TO BE DONE =>
Copy the listing below in full and skip every picture.

--- begin EXCERPTED DATA ---

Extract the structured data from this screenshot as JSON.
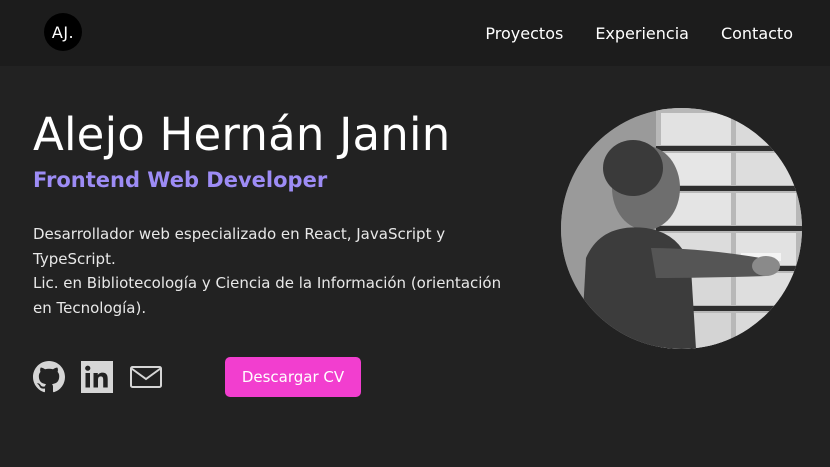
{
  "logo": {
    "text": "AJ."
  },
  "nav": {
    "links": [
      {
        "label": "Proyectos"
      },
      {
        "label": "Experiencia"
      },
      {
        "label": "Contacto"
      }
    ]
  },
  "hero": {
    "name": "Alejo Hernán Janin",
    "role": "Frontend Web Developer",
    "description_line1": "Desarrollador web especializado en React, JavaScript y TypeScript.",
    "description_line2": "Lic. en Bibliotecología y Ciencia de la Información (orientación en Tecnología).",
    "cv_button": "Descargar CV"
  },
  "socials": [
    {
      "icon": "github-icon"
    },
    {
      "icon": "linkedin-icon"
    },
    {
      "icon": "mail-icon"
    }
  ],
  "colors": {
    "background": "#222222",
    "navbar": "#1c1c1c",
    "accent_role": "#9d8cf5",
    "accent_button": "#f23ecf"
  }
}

--- end EXCERPTED DATA ---

THE RESPONSE =>
Extract the structured data from this screenshot as JSON.
{
  "logo": {
    "text": "AJ."
  },
  "nav": {
    "links": [
      {
        "label": "Proyectos"
      },
      {
        "label": "Experiencia"
      },
      {
        "label": "Contacto"
      }
    ]
  },
  "hero": {
    "name": "Alejo Hernán Janin",
    "role": "Frontend Web Developer",
    "description_line1": "Desarrollador web especializado en React, JavaScript y TypeScript.",
    "description_line2": "Lic. en Bibliotecología y Ciencia de la Información (orientación en Tecnología).",
    "cv_button": "Descargar CV"
  },
  "socials": [
    {
      "icon": "github-icon"
    },
    {
      "icon": "linkedin-icon"
    },
    {
      "icon": "mail-icon"
    }
  ],
  "colors": {
    "background": "#222222",
    "navbar": "#1c1c1c",
    "accent_role": "#9d8cf5",
    "accent_button": "#f23ecf"
  }
}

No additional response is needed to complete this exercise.